(Some records)
========

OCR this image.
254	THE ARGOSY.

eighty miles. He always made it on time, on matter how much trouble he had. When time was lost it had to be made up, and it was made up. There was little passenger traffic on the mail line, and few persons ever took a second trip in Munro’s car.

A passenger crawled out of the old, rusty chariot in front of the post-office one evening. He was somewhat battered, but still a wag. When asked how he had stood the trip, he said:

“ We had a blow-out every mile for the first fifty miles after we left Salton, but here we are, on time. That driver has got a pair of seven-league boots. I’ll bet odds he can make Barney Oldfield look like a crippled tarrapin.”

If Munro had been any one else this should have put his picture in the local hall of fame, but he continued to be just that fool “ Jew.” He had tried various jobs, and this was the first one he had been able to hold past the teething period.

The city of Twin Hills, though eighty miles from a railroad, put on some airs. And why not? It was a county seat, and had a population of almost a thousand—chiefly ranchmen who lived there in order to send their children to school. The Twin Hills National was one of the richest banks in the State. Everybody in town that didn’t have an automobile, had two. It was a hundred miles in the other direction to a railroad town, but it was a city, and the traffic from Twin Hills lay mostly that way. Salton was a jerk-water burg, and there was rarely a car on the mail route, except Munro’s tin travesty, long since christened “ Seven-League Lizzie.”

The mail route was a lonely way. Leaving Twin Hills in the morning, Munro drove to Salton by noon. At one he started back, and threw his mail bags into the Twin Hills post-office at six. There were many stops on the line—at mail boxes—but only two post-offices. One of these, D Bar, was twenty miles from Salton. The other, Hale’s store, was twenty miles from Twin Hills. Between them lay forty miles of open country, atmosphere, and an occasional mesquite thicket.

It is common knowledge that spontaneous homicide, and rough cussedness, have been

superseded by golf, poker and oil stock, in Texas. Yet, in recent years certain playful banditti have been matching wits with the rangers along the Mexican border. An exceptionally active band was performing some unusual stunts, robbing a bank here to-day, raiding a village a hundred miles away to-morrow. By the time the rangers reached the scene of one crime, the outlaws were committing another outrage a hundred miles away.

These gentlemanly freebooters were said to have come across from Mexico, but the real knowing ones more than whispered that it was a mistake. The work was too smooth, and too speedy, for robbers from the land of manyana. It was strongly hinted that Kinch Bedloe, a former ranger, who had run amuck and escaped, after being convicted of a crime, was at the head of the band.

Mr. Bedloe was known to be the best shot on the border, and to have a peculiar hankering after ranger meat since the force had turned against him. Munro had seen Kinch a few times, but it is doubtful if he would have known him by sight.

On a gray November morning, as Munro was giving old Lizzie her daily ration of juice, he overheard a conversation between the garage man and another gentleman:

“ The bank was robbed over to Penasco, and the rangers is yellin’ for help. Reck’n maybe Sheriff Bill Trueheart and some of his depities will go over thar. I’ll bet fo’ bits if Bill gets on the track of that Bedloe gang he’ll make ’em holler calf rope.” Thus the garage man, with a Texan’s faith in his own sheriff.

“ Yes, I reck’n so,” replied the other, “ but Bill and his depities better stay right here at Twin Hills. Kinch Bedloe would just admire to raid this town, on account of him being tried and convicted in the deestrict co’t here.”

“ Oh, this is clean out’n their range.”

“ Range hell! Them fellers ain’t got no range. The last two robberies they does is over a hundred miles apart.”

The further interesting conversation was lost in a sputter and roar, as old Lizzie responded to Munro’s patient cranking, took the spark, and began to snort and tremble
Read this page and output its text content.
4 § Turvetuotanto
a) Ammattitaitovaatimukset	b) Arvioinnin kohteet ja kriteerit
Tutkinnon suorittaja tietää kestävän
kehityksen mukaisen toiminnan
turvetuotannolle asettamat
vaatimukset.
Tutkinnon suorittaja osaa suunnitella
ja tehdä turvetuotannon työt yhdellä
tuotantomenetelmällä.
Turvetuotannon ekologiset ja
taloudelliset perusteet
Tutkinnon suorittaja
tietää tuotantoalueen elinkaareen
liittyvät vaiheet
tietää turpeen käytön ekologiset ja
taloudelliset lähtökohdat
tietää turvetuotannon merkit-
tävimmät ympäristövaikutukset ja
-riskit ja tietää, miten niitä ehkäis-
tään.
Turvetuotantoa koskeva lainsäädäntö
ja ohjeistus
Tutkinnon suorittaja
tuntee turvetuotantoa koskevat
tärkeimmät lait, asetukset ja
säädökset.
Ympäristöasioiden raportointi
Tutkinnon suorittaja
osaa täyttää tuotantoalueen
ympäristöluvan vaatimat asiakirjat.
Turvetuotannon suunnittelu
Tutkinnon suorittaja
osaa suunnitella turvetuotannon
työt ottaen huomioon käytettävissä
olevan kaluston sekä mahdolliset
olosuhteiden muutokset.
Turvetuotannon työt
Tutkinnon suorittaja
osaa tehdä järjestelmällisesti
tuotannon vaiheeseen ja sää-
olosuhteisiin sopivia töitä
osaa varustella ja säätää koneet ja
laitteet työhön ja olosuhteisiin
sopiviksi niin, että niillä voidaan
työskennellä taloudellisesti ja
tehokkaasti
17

========

### [BRIEF]
Everything from the line containing "Read this page and output its text content." to the end of the records must be written out exactly; include both of those lines and no others.

### [FULL ANSWER]
Read this page and output its text content.
4 § Turvetuotanto
a) Ammattitaitovaatimukset	b) Arvioinnin kohteet ja kriteerit
Tutkinnon suorittaja tietää kestävän
kehityksen mukaisen toiminnan
turvetuotannolle asettamat
vaatimukset.
Tutkinnon suorittaja osaa suunnitella
ja tehdä turvetuotannon työt yhdellä
tuotantomenetelmällä.
Turvetuotannon ekologiset ja
taloudelliset perusteet
Tutkinnon suorittaja
tietää tuotantoalueen elinkaareen
liittyvät vaiheet
tietää turpeen käytön ekologiset ja
taloudelliset lähtökohdat
tietää turvetuotannon merkit-
tävimmät ympäristövaikutukset ja
-riskit ja tietää, miten niitä ehkäis-
tään.
Turvetuotantoa koskeva lainsäädäntö
ja ohjeistus
Tutkinnon suorittaja
tuntee turvetuotantoa koskevat
tärkeimmät lait, asetukset ja
säädökset.
Ympäristöasioiden raportointi
Tutkinnon suorittaja
osaa täyttää tuotantoalueen
ympäristöluvan vaatimat asiakirjat.
Turvetuotannon suunnittelu
Tutkinnon suorittaja
osaa suunnitella turvetuotannon
työt ottaen huomioon käytettävissä
olevan kaluston sekä mahdolliset
olosuhteiden muutokset.
Turvetuotannon työt
Tutkinnon suorittaja
osaa tehdä järjestelmällisesti
tuotannon vaiheeseen ja sää-
olosuhteisiin sopivia töitä
osaa varustella ja säätää koneet ja
laitteet työhön ja olosuhteisiin
sopiviksi niin, että niillä voidaan
työskennellä taloudellisesti ja
tehokkaasti
17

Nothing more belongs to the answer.